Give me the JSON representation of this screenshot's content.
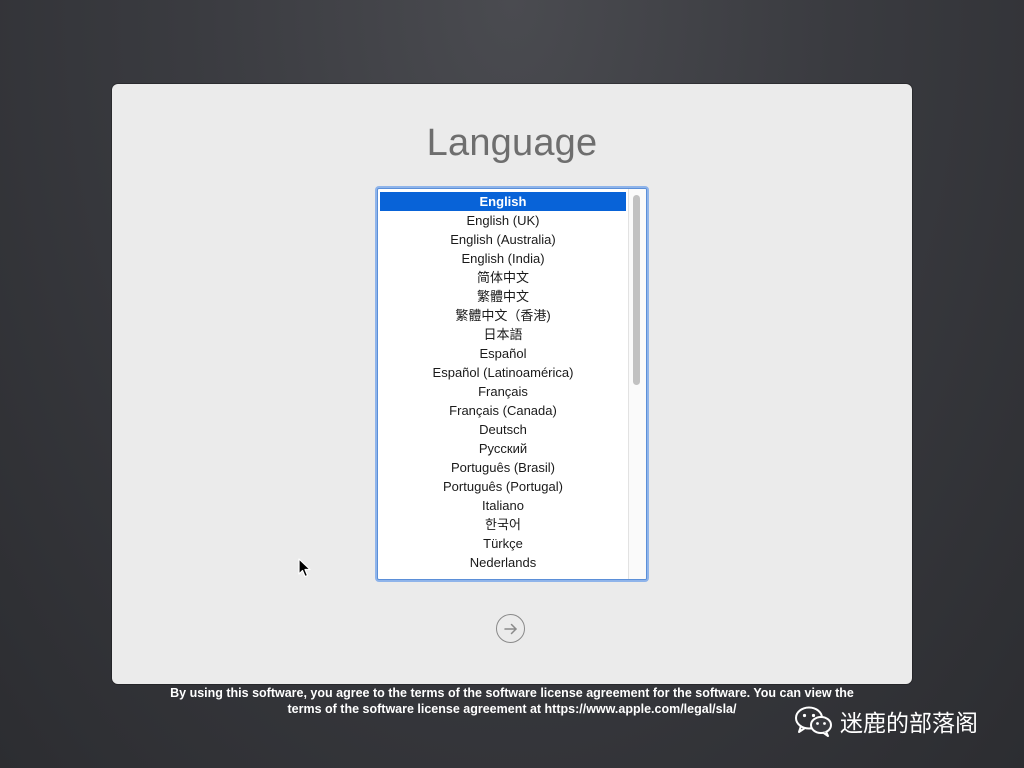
{
  "installer": {
    "title": "Language",
    "languages": [
      "English",
      "English (UK)",
      "English (Australia)",
      "English (India)",
      "简体中文",
      "繁體中文",
      "繁體中文（香港)",
      "日本語",
      "Español",
      "Español (Latinoamérica)",
      "Français",
      "Français (Canada)",
      "Deutsch",
      "Русский",
      "Português (Brasil)",
      "Português (Portugal)",
      "Italiano",
      "한국어",
      "Türkçe",
      "Nederlands"
    ],
    "selected_language": "English",
    "next_icon": "arrow-right-circle-icon"
  },
  "footer": {
    "legal_line1": "By using this software, you agree to the terms of the software license agreement for the software. You can view the",
    "legal_line2": "terms of the software license agreement at https://www.apple.com/legal/sla/"
  },
  "watermark": {
    "text": "迷鹿的部落阁",
    "icon": "wechat-icon"
  },
  "colors": {
    "selection": "#0863d8",
    "focus_ring": "#8fb4ea",
    "panel": "#ebebeb"
  }
}
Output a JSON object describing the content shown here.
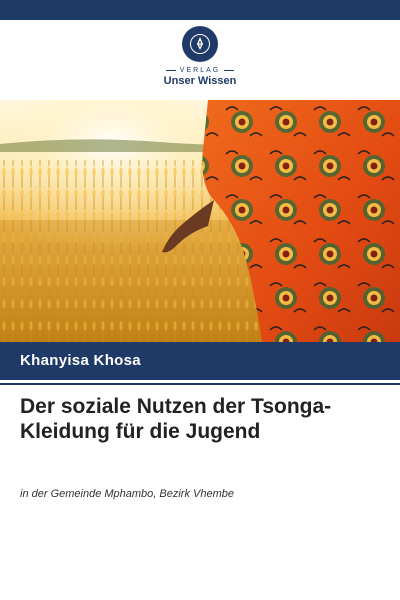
{
  "publisher": {
    "tagline": "VERLAG",
    "name": "Unser Wissen",
    "logo_icon": "book-pen-emblem-icon"
  },
  "cover_image": {
    "description_icon": "wheat-field-with-traditional-dress-photo"
  },
  "book": {
    "author": "Khanyisa Khosa",
    "title": "Der soziale Nutzen der Tsonga-Kleidung für die Jugend",
    "subtitle": "in der Gemeinde Mphambo, Bezirk Vhembe"
  },
  "colors": {
    "brand_navy": "#1f3a66",
    "title_text": "#222222",
    "background": "#ffffff"
  }
}
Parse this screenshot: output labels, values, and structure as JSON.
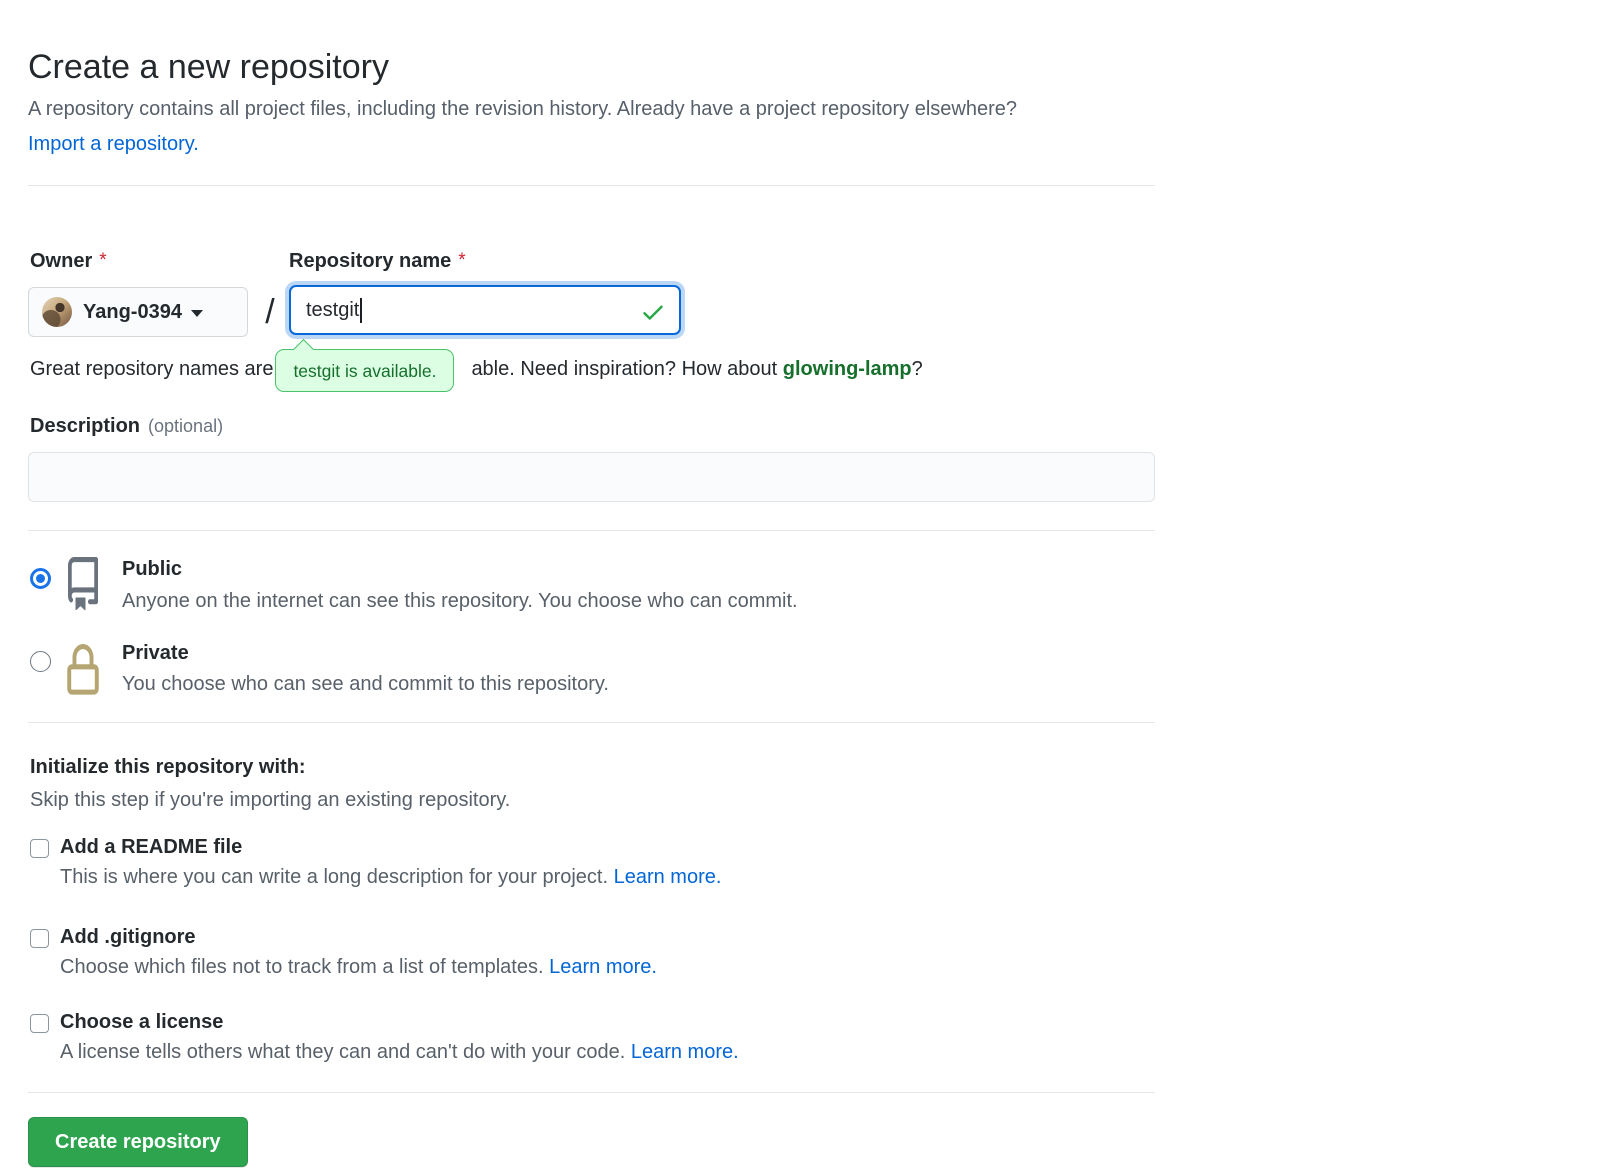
{
  "header": {
    "title": "Create a new repository",
    "subtitle": "A repository contains all project files, including the revision history. Already have a project repository elsewhere?",
    "import_link": "Import a repository."
  },
  "form": {
    "owner": {
      "label": "Owner",
      "required": "*",
      "value": "Yang-0394"
    },
    "separator": "/",
    "repository_name": {
      "label": "Repository name",
      "required": "*",
      "value": "testgit",
      "availability_tooltip": "testgit is available."
    },
    "name_hint": {
      "prefix": "Great repository names are",
      "suffix": "able. Need inspiration? How about",
      "suggestion": "glowing-lamp",
      "end": "?"
    },
    "description": {
      "label": "Description",
      "optional": "(optional)",
      "value": ""
    },
    "visibility": {
      "public": {
        "label": "Public",
        "description": "Anyone on the internet can see this repository. You choose who can commit.",
        "selected": true
      },
      "private": {
        "label": "Private",
        "description": "You choose who can see and commit to this repository.",
        "selected": false
      }
    },
    "initialize": {
      "heading": "Initialize this repository with:",
      "note": "Skip this step if you're importing an existing repository.",
      "options": [
        {
          "label": "Add a README file",
          "description": "This is where you can write a long description for your project.",
          "link": "Learn more.",
          "checked": false
        },
        {
          "label": "Add .gitignore",
          "description": "Choose which files not to track from a list of templates.",
          "link": "Learn more.",
          "checked": false
        },
        {
          "label": "Choose a license",
          "description": "A license tells others what they can and can't do with your code.",
          "link": "Learn more.",
          "checked": false
        }
      ]
    }
  },
  "actions": {
    "create_button": "Create repository"
  },
  "colors": {
    "accent_green": "#2ea44f",
    "link_blue": "#0366d6",
    "success_green": "#28a745",
    "tooltip_bg": "#dcffe4",
    "tooltip_border": "#4ac26b",
    "focus_blue": "#0969da",
    "required_red": "#cb2431",
    "lock_tan": "#b5a572",
    "icon_gray": "#6a737d"
  }
}
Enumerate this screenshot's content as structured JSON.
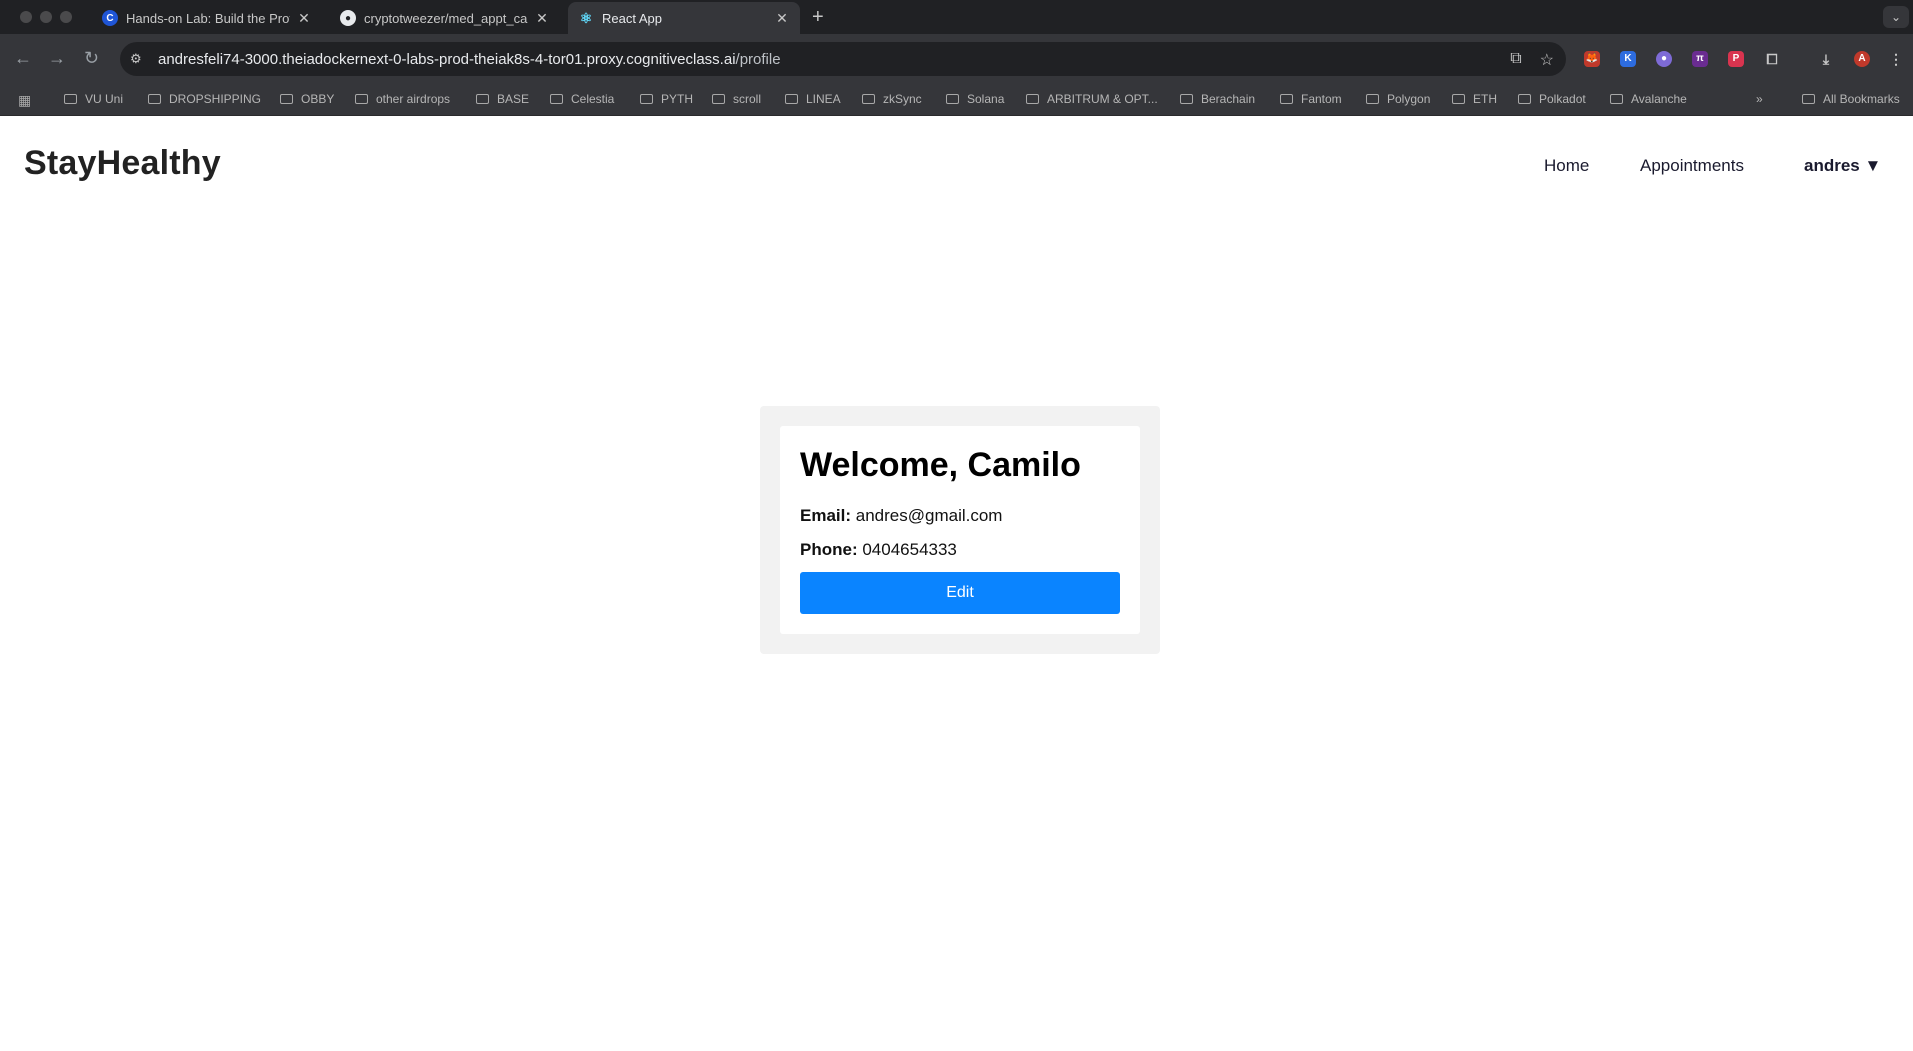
{
  "browser": {
    "tabs": [
      {
        "title": "Hands-on Lab: Build the Profi",
        "icon": "coursera-icon"
      },
      {
        "title": "cryptotweezer/med_appt_ca",
        "icon": "github-icon"
      },
      {
        "title": "React App",
        "icon": "react-icon"
      }
    ],
    "url_host": "andresfeli74-3000.theiadockernext-0-labs-prod-theiak8s-4-tor01.proxy.cognitiveclass.ai",
    "url_path": "/profile",
    "bookmarks": [
      "VU Uni",
      "DROPSHIPPING",
      "OBBY",
      "other airdrops",
      "BASE",
      "Celestia",
      "PYTH",
      "scroll",
      "LINEA",
      "zkSync",
      "Solana",
      "ARBITRUM & OPT...",
      "Berachain",
      "Fantom",
      "Polygon",
      "ETH",
      "Polkadot",
      "Avalanche"
    ],
    "all_bookmarks": "All Bookmarks",
    "more_bookmarks": "»",
    "profile_initial": "A"
  },
  "navbar": {
    "brand": "StayHealthy",
    "home": "Home",
    "appointments": "Appointments",
    "user": "andres",
    "dropdown_caret": "▼"
  },
  "profile": {
    "welcome": "Welcome, Camilo",
    "email_label": "Email:",
    "email_value": "andres@gmail.com",
    "phone_label": "Phone:",
    "phone_value": "0404654333",
    "edit_label": "Edit"
  },
  "colors": {
    "accent": "#0a84ff",
    "card_bg": "#f2f2f2",
    "chrome_dark": "#202124",
    "chrome_toolbar": "#35363a"
  }
}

Work to complete —
Please repeat the entries exactly. Do not include the pictures.

Expected answer —
Give me the JSON representation of this screenshot's content.
{
  "installer": {
    "title": "Language",
    "languages": [
      "English",
      "English (UK)",
      "English (Australia)",
      "English (India)",
      "简体中文",
      "繁體中文",
      "繁體中文（香港)",
      "日本語",
      "Español",
      "Español (Latinoamérica)",
      "Français",
      "Français (Canada)",
      "Deutsch",
      "Русский",
      "Português (Brasil)",
      "Português (Portugal)",
      "Italiano",
      "한국어",
      "Türkçe",
      "Nederlands"
    ],
    "selected_language": "English",
    "next_icon": "arrow-right-circle-icon"
  },
  "footer": {
    "legal_line1": "By using this software, you agree to the terms of the software license agreement for the software. You can view the",
    "legal_line2": "terms of the software license agreement at https://www.apple.com/legal/sla/"
  },
  "watermark": {
    "text": "迷鹿的部落阁",
    "icon": "wechat-icon"
  },
  "colors": {
    "selection": "#0863d8",
    "focus_ring": "#8fb4ea",
    "panel": "#ebebeb"
  }
}
Output a JSON object describing the content shown here.
{
  "publisher": {
    "tagline": "VERLAG",
    "name": "Unser Wissen",
    "logo_icon": "book-pen-emblem-icon"
  },
  "cover_image": {
    "description_icon": "wheat-field-with-traditional-dress-photo"
  },
  "book": {
    "author": "Khanyisa Khosa",
    "title": "Der soziale Nutzen der Tsonga-Kleidung für die Jugend",
    "subtitle": "in der Gemeinde Mphambo, Bezirk Vhembe"
  },
  "colors": {
    "brand_navy": "#1f3a66",
    "title_text": "#222222",
    "background": "#ffffff"
  }
}
Parse this screenshot: output labels, values, and structure as JSON.
{
  "header": {
    "title": "Create a new repository",
    "subtitle": "A repository contains all project files, including the revision history. Already have a project repository elsewhere?",
    "import_link": "Import a repository."
  },
  "form": {
    "owner": {
      "label": "Owner",
      "required": "*",
      "value": "Yang-0394"
    },
    "separator": "/",
    "repository_name": {
      "label": "Repository name",
      "required": "*",
      "value": "testgit",
      "availability_tooltip": "testgit is available."
    },
    "name_hint": {
      "prefix": "Great repository names are",
      "suffix": "able. Need inspiration? How about",
      "suggestion": "glowing-lamp",
      "end": "?"
    },
    "description": {
      "label": "Description",
      "optional": "(optional)",
      "value": ""
    },
    "visibility": {
      "public": {
        "label": "Public",
        "description": "Anyone on the internet can see this repository. You choose who can commit.",
        "selected": true
      },
      "private": {
        "label": "Private",
        "description": "You choose who can see and commit to this repository.",
        "selected": false
      }
    },
    "initialize": {
      "heading": "Initialize this repository with:",
      "note": "Skip this step if you're importing an existing repository.",
      "options": [
        {
          "label": "Add a README file",
          "description": "This is where you can write a long description for your project.",
          "link": "Learn more.",
          "checked": false
        },
        {
          "label": "Add .gitignore",
          "description": "Choose which files not to track from a list of templates.",
          "link": "Learn more.",
          "checked": false
        },
        {
          "label": "Choose a license",
          "description": "A license tells others what they can and can't do with your code.",
          "link": "Learn more.",
          "checked": false
        }
      ]
    }
  },
  "actions": {
    "create_button": "Create repository"
  },
  "colors": {
    "accent_green": "#2ea44f",
    "link_blue": "#0366d6",
    "success_green": "#28a745",
    "tooltip_bg": "#dcffe4",
    "tooltip_border": "#4ac26b",
    "focus_blue": "#0969da",
    "required_red": "#cb2431",
    "lock_tan": "#b5a572",
    "icon_gray": "#6a737d"
  }
}
Enumerate this screenshot's content as structured JSON.
{
  "browser": {
    "tabs": [
      {
        "title": "Hands-on Lab: Build the Profi",
        "icon": "coursera-icon"
      },
      {
        "title": "cryptotweezer/med_appt_ca",
        "icon": "github-icon"
      },
      {
        "title": "React App",
        "icon": "react-icon"
      }
    ],
    "url_host": "andresfeli74-3000.theiadockernext-0-labs-prod-theiak8s-4-tor01.proxy.cognitiveclass.ai",
    "url_path": "/profile",
    "bookmarks": [
      "VU Uni",
      "DROPSHIPPING",
      "OBBY",
      "other airdrops",
      "BASE",
      "Celestia",
      "PYTH",
      "scroll",
      "LINEA",
      "zkSync",
      "Solana",
      "ARBITRUM & OPT...",
      "Berachain",
      "Fantom",
      "Polygon",
      "ETH",
      "Polkadot",
      "Avalanche"
    ],
    "all_bookmarks": "All Bookmarks",
    "more_bookmarks": "»",
    "profile_initial": "A"
  },
  "navbar": {
    "brand": "StayHealthy",
    "home": "Home",
    "appointments": "Appointments",
    "user": "andres",
    "dropdown_caret": "▼"
  },
  "profile": {
    "welcome": "Welcome, Camilo",
    "email_label": "Email:",
    "email_value": "andres@gmail.com",
    "phone_label": "Phone:",
    "phone_value": "0404654333",
    "edit_label": "Edit"
  },
  "colors": {
    "accent": "#0a84ff",
    "card_bg": "#f2f2f2",
    "chrome_dark": "#202124",
    "chrome_toolbar": "#35363a"
  }
}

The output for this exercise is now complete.